Gestelde opdracht 1: Om welke reden werd het beroep tegen het bestreden besluit volgens de brontekst niet-ontvankelijk verklaard?

Brontekst:
※

ECLI:NL:CRVB:2013:1494

Centrale Raad van Beroep

Datum uitspraak
21 augustus 2013
Publicatiedatum
21 augustus 2013
Zaaknummer
13-678 AWBZ
Instantie
Centrale Raad van Beroep
Type
Uitspraak
Rechtsgebied
Bestuursrecht; Socialezekerheidsrecht
Procedures
  • Hoger beroep
Vindplaatsen
  • Rechtspraak.nl
AI samenvatting door LexboostAutomatisch gegenereerd

Weigering van een persoonsgebonden budget en de toepassing van artikel 4:35 van de Awb

In deze zaak heeft de Centrale Raad van Beroep op 21 augustus 2013 uitspraak gedaan in hoger beroep tegen een eerdere uitspraak van de rechtbank Rotterdam. De zaak betreft de weigering van een persoonsgebonden budget (pgb) door Zorgkantoor Delfland Westland Oostland Nieuwe Waterweg Noord. De rechtbank had eerder geoordeeld dat de afwijzing van de aanvraag om verlening van een pgb onterecht was, omdat de appellant niet had aangetoond dat er geen plaats was voor aanvullende werking van artikel 4:35 van de Algemene wet bestuursrecht (Awb). De rechtbank oordeelde dat de specifieke regels in de Regeling subsidies AWBZ voorrang hadden boven de algemene bepalingen van de Awb.

In hoger beroep heeft appellant, vertegenwoordigd door mr. M.F. van der Mersch, betoogd dat de rechtbank een te beperkte uitleg heeft gegeven aan artikel 4:35 van de Awb. Dit artikel zou volgens appellant aanvullend moeten worden toegepast op de specifieke subsidieregeling. De Raad heeft de argumenten van appellant overwogen en geconcludeerd dat de rechtbank ten onrechte had geoordeeld dat artikel 4:35 niet van toepassing was. De Raad heeft vastgesteld dat de weigeringsgronden in artikel 4:35 aanvullend zijn en dat appellant bevoegd is om deze te hanteren bij de beoordeling van de aanvraag.

Echter, tijdens de zitting heeft de advocaat van betrokkene, mr. C.W. Langereis, aangegeven dat betrokkene geen belang meer heeft bij de beoordeling van het geschil, omdat hij niet langer zelf de financiën voor zijn zorg hoeft te regelen. De Raad heeft daarom het beroep tegen het bestreden besluit niet-ontvankelijk verklaard wegens het ontbreken van procesbelang. De uitspraak van de rechtbank is vernietigd, maar er is geen veroordeling in proceskosten uitgesproken.

Uitspraak

Centrale Raad van Beroep
13/678 AWBZ
Meervoudige kamer
Uitspraak op het hoger beroep tegen de uitspraak van de rechtbank Rotterdam van
13 december 2012, 12/1892 (aangevallen uitspraak)

※

Geëxtraheerde gegevens:
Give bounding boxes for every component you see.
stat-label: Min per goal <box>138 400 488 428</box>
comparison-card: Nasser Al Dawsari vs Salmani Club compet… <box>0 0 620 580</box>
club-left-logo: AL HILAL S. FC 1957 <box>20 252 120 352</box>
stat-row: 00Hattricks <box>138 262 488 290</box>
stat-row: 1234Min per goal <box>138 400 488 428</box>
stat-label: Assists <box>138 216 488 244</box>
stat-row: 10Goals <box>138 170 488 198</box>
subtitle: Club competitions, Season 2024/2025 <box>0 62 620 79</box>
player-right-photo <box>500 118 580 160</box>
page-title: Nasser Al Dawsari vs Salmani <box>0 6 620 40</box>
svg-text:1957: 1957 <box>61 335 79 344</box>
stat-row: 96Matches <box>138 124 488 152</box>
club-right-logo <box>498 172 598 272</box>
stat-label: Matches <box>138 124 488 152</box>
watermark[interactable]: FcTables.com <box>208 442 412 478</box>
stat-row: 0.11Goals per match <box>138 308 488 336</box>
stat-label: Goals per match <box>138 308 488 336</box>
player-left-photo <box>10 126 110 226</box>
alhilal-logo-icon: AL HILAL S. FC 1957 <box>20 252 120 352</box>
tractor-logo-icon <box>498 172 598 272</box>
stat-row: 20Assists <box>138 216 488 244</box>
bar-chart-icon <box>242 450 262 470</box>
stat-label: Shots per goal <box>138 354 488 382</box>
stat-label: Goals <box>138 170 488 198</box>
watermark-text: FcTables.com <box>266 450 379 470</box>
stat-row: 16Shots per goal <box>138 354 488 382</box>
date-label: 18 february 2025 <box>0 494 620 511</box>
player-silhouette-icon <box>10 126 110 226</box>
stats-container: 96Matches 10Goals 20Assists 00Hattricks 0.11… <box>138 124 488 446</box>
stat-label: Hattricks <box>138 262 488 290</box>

※

Gestelde opdracht 2: Neem het gedeelte van de lijst ongewijzigd over, van het begin van de lijst tot en met de regel die "stat-row: 00Hattricks <box>138" bevat.

Antwoord 1: Wegens het ontbreken van procesbelang, omdat betrokkene niet langer zelf de financiën voor zijn zorg hoeft te regelen.

Antwoord 2:
Give bounding boxes for every component you see.
stat-label: Min per goal <box>138 400 488 428</box>
comparison-card: Nasser Al Dawsari vs Salmani Club compet… <box>0 0 620 580</box>
club-left-logo: AL HILAL S. FC 1957 <box>20 252 120 352</box>
stat-row: 00Hattricks <box>138 262 488 290</box>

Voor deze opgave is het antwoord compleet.